● Given request
Retype each line exactly. Skip images.

● Record extracts
####################
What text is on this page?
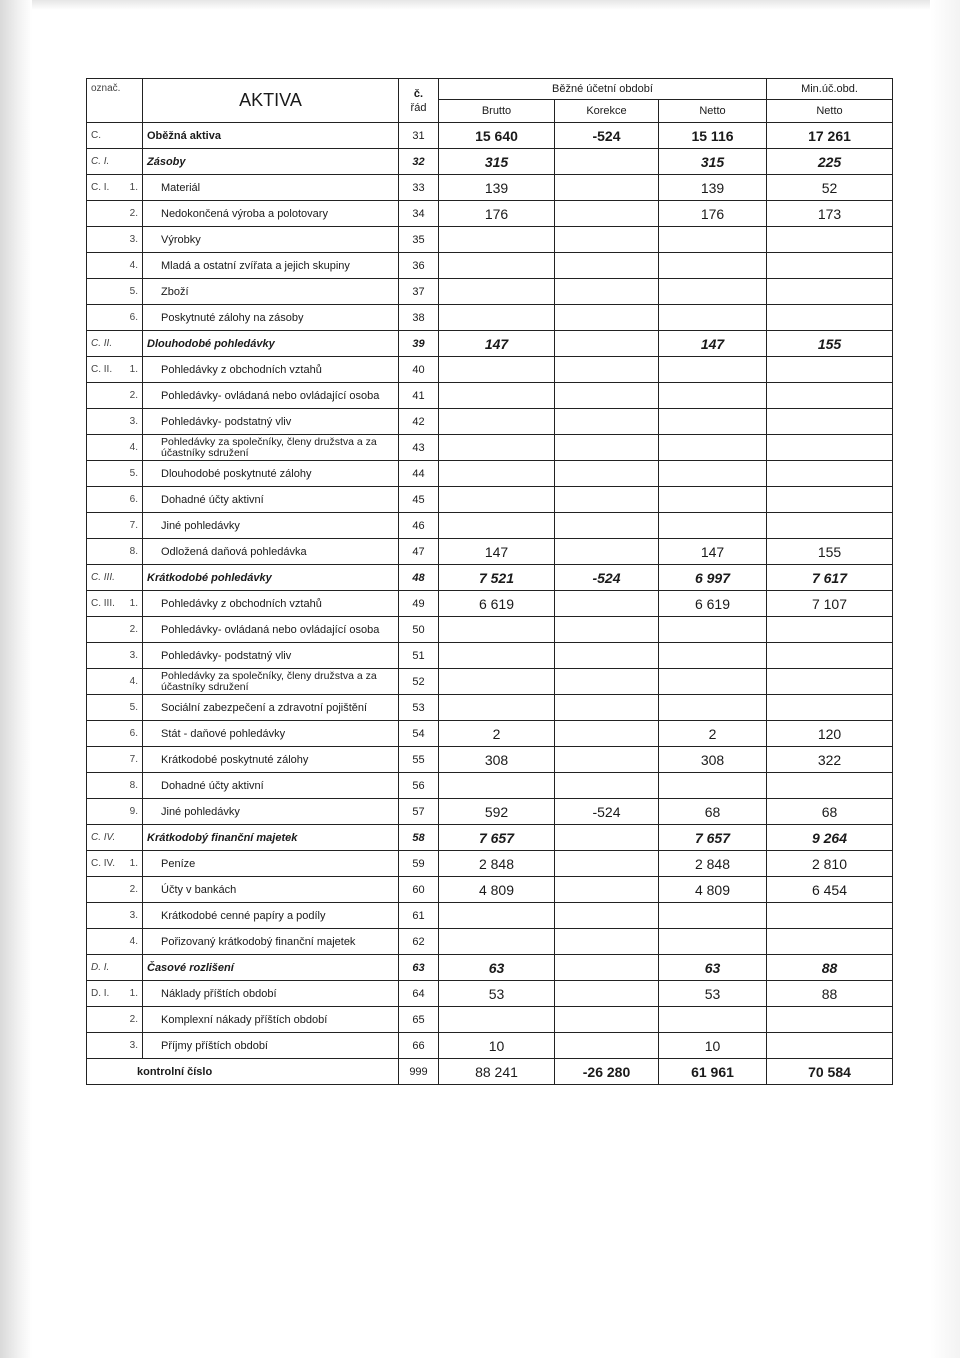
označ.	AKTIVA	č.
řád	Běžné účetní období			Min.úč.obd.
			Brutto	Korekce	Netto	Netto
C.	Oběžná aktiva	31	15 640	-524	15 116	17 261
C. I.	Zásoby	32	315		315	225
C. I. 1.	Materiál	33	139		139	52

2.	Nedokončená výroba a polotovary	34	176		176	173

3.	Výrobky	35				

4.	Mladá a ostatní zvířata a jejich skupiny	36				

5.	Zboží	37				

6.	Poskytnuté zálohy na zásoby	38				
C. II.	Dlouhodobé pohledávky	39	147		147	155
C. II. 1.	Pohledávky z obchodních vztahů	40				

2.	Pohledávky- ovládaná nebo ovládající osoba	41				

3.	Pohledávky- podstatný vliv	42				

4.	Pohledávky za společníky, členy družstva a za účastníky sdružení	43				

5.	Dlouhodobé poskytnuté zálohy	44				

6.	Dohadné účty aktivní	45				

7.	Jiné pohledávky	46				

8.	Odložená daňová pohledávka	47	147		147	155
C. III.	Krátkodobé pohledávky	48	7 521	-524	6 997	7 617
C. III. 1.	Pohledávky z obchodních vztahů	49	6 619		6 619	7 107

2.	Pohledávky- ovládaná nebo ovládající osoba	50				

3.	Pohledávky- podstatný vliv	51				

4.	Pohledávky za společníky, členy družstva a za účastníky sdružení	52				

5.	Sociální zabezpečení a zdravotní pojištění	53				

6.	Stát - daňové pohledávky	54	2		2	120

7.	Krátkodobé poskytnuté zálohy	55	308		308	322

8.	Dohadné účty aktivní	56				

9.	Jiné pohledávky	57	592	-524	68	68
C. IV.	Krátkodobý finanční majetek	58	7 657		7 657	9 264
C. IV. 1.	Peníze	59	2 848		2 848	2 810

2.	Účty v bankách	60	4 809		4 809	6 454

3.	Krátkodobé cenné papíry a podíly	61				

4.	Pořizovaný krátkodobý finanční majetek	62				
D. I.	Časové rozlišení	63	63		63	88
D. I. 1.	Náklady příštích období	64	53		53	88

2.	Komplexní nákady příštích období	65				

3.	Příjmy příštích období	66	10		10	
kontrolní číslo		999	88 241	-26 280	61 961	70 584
####################
● Exercise solution
What text is on this page?
označ.	AKTIVA	č.
řád	Běžné účetní období			Min.úč.obd.
			Brutto	Korekce	Netto	Netto
C.	Oběžná aktiva	31	15 640	-524	15 116	17 261
C. I.	Zásoby	32	315		315	225
C. I. 1.	Materiál	33	139		139	52

2.	Nedokončená výroba a polotovary	34	176		176	173

3.	Výrobky	35				

4.	Mladá a ostatní zvířata a jejich skupiny	36				

5.	Zboží	37				

6.	Poskytnuté zálohy na zásoby	38				
C. II.	Dlouhodobé pohledávky	39	147		147	155
C. II. 1.	Pohledávky z obchodních vztahů	40				

2.	Pohledávky- ovládaná nebo ovládající osoba	41				

3.	Pohledávky- podstatný vliv	42				

4.	Pohledávky za společníky, členy družstva a za účastníky sdružení	43				

5.	Dlouhodobé poskytnuté zálohy	44				

6.	Dohadné účty aktivní	45				

7.	Jiné pohledávky	46				

8.	Odložená daňová pohledávka	47	147		147	155
C. III.	Krátkodobé pohledávky	48	7 521	-524	6 997	7 617
C. III. 1.	Pohledávky z obchodních vztahů	49	6 619		6 619	7 107

2.	Pohledávky- ovládaná nebo ovládající osoba	50				

3.	Pohledávky- podstatný vliv	51				

4.	Pohledávky za společníky, členy družstva a za účastníky sdružení	52				

5.	Sociální zabezpečení a zdravotní pojištění	53				

6.	Stát - daňové pohledávky	54	2		2	120

7.	Krátkodobé poskytnuté zálohy	55	308		308	322

8.	Dohadné účty aktivní	56				

9.	Jiné pohledávky	57	592	-524	68	68
C. IV.	Krátkodobý finanční majetek	58	7 657		7 657	9 264
C. IV. 1.	Peníze	59	2 848		2 848	2 810

2.	Účty v bankách	60	4 809		4 809	6 454

3.	Krátkodobé cenné papíry a podíly	61				

4.	Pořizovaný krátkodobý finanční majetek	62				
D. I.	Časové rozlišení	63	63		63	88
D. I. 1.	Náklady příštích období	64	53		53	88

2.	Komplexní nákady příštích období	65				

3.	Příjmy příštích období	66	10		10	
kontrolní číslo		999	88 241	-26 280	61 961	70 584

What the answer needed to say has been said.